> **RECORDS**:
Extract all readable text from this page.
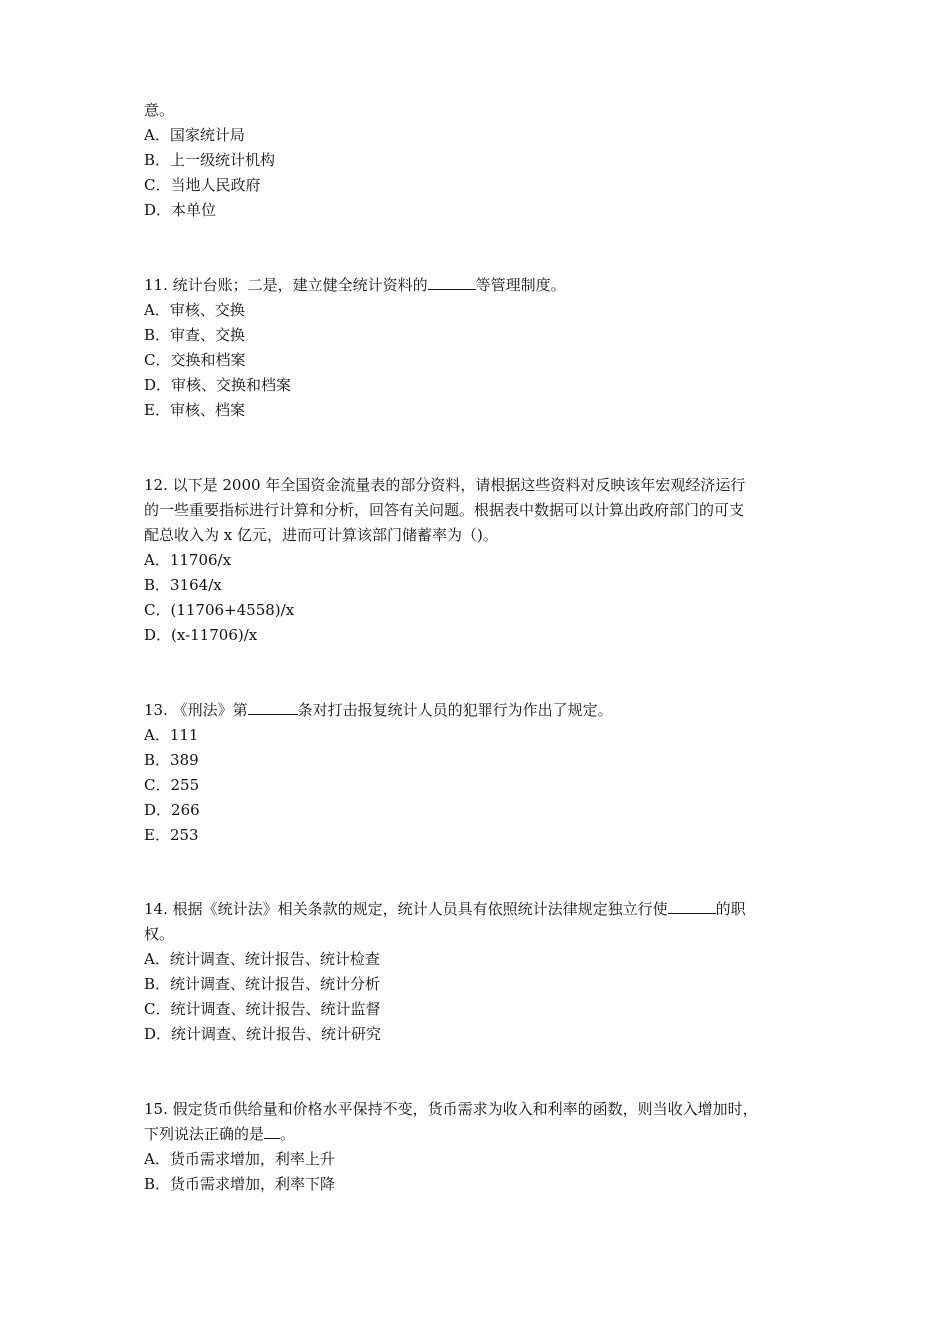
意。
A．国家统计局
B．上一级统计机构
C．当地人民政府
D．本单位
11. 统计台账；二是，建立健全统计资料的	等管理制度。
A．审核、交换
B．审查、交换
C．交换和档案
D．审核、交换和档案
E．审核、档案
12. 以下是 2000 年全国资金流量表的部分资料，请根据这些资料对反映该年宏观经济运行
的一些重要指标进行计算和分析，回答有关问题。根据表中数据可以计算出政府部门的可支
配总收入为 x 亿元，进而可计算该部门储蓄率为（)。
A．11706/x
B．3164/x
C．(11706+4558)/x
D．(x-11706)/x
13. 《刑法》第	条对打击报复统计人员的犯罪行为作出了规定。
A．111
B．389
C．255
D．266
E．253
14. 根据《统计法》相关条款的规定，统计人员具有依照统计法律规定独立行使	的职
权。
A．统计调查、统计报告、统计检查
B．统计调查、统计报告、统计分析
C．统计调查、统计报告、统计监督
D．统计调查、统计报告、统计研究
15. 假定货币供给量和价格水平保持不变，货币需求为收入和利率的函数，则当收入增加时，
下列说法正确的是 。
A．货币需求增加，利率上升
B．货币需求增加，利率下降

--

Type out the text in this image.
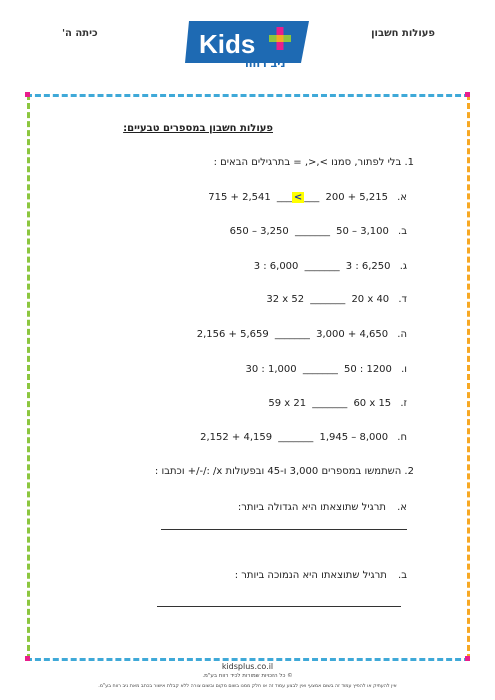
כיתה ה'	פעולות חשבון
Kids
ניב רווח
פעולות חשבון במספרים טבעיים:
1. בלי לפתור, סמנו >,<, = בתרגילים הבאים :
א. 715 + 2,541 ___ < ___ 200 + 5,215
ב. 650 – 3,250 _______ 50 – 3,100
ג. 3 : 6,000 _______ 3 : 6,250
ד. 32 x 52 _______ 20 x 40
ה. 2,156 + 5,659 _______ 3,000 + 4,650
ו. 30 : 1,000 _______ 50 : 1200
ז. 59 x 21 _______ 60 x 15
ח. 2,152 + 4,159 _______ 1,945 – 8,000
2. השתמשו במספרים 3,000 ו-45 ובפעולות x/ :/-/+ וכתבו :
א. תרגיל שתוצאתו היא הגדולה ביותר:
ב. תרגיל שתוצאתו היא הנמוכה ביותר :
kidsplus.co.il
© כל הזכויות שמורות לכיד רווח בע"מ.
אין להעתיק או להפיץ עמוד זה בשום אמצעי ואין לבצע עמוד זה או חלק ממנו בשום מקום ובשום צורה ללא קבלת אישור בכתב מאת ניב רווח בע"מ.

> **PROBLEM STATEMENT**:
Report how many lines in the records above contain the word "text", giving only the number.

> **RESPONSE FOR THIS EXERCISE**:
2